[What to work on] Count every line below that contains "years", then state the total with no other output.

===== Supplied information

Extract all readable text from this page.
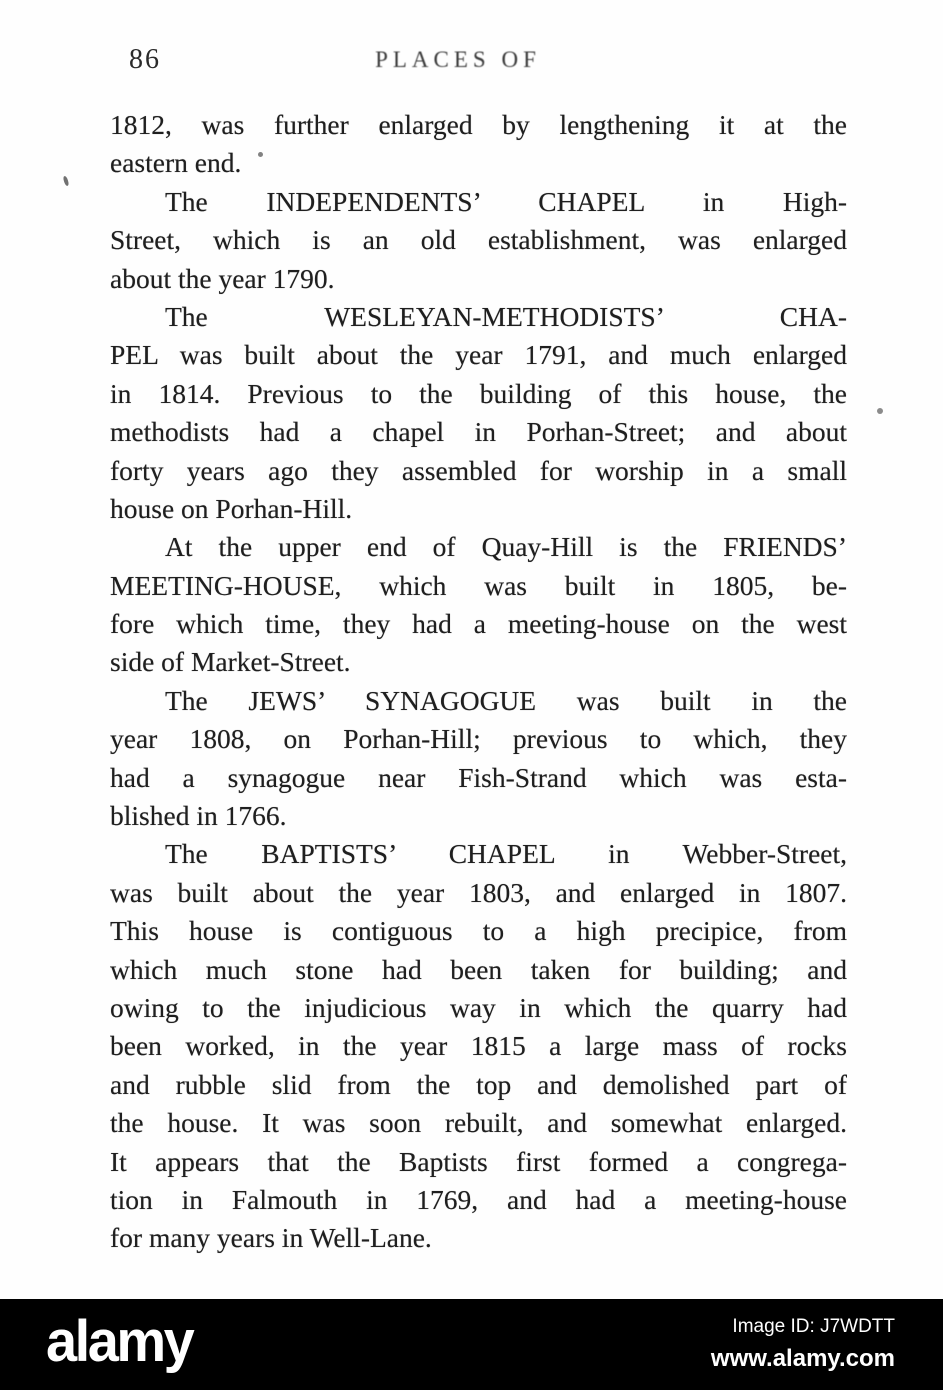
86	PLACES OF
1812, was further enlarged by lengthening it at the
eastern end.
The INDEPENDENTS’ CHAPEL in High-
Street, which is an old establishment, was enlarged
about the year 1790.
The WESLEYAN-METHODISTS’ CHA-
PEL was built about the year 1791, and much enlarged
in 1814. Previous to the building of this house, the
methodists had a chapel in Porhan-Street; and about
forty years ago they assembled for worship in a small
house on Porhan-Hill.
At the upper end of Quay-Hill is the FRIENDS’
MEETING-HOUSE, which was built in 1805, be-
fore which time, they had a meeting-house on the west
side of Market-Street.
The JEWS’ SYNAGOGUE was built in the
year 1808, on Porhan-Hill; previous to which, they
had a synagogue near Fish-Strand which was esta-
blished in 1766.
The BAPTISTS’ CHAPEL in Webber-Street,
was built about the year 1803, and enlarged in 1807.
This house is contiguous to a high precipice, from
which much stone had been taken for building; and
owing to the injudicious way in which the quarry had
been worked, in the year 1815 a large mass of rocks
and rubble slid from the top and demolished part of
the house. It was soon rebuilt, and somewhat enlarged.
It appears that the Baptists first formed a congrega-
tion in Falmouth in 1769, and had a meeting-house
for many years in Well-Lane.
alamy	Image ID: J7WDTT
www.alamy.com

==========
===== Supplied information

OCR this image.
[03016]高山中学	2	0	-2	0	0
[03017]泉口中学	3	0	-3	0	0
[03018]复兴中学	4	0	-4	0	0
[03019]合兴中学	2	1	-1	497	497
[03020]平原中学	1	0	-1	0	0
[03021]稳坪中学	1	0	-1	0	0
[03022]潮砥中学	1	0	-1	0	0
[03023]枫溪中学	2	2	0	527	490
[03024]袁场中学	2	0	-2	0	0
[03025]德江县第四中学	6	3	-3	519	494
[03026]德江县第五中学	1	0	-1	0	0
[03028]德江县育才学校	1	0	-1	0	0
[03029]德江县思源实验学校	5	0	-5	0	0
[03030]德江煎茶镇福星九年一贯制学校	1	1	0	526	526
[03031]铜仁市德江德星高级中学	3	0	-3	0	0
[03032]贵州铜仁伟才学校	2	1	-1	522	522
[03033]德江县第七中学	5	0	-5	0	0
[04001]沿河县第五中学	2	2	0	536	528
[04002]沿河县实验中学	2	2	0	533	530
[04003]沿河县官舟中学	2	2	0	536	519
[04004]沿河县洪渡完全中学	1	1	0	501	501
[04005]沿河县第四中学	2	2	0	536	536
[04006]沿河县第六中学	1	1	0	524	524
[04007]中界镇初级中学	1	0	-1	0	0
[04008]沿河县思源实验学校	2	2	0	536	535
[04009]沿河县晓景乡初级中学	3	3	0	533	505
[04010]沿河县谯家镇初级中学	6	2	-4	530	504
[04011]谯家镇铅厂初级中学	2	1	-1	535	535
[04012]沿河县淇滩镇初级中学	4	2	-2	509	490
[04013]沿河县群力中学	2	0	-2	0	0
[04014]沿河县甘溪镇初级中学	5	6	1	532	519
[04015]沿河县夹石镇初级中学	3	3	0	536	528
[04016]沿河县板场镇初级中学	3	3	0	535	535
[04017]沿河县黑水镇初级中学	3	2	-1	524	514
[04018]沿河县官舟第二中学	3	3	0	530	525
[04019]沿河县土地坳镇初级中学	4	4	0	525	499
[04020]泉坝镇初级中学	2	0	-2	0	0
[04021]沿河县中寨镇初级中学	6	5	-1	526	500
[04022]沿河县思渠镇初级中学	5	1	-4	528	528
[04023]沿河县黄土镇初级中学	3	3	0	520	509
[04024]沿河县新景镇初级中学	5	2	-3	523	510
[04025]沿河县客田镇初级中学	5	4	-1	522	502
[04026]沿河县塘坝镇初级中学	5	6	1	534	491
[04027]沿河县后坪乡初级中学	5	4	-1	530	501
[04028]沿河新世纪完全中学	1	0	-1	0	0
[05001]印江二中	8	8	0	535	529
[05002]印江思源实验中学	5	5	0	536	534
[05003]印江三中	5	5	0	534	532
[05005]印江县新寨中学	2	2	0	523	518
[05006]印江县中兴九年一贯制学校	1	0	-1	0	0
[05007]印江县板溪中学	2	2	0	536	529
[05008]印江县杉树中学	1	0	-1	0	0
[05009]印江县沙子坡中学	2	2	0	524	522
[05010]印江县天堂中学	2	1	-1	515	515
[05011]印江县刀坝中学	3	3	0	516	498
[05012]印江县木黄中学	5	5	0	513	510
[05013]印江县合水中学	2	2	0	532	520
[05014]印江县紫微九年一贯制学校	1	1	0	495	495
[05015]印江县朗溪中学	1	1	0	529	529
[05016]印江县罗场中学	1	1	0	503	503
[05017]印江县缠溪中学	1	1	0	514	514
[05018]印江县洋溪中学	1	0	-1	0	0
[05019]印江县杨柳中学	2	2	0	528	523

==========
===== Supplied information

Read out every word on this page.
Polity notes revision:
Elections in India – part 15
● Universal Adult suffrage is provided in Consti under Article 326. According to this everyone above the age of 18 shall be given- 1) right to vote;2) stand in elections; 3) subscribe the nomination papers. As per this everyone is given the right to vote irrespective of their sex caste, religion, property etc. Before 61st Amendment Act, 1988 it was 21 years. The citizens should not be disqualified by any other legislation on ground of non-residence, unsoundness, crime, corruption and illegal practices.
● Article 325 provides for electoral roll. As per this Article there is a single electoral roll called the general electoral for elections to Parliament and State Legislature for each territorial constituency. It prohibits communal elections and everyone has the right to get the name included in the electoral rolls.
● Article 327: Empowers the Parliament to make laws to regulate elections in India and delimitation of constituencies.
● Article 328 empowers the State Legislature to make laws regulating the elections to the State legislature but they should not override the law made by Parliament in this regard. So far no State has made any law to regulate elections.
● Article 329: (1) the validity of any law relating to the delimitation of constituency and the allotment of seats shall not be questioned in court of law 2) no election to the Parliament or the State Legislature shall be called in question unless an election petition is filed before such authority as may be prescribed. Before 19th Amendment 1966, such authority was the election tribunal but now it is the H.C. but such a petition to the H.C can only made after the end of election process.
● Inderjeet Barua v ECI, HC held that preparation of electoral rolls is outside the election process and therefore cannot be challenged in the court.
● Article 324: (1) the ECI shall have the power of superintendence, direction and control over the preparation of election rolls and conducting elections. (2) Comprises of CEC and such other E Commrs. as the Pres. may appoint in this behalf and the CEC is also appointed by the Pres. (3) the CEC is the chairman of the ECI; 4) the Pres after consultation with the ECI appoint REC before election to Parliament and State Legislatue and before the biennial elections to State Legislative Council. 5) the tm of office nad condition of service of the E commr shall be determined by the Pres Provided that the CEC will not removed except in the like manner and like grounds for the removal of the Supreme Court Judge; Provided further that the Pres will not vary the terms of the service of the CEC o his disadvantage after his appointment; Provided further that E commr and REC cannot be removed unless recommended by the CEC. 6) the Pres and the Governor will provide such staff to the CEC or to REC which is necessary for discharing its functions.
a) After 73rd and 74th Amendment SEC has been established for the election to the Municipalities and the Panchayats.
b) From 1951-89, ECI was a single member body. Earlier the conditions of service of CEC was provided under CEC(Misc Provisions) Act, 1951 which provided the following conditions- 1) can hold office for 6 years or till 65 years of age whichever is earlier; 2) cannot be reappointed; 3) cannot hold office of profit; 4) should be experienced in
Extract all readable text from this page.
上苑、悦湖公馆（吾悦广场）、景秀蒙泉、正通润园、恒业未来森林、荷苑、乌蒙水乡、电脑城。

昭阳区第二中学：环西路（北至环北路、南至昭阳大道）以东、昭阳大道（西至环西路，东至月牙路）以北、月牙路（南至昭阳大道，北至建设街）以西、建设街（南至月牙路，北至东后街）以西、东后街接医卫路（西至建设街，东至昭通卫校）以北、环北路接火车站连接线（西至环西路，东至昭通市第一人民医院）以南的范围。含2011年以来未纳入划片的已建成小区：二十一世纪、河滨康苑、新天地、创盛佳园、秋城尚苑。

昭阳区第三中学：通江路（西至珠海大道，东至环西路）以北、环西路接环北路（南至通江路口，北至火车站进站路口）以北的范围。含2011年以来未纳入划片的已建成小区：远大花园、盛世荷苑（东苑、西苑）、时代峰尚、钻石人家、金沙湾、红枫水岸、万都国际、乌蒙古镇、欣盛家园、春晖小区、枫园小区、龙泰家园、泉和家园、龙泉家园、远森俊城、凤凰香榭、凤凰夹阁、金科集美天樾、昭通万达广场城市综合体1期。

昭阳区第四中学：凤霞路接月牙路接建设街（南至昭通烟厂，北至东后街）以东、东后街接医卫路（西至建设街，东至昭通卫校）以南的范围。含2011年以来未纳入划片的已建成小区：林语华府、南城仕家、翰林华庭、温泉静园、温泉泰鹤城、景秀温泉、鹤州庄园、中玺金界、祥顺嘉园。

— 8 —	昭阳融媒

==========

[Response to this exercise] 4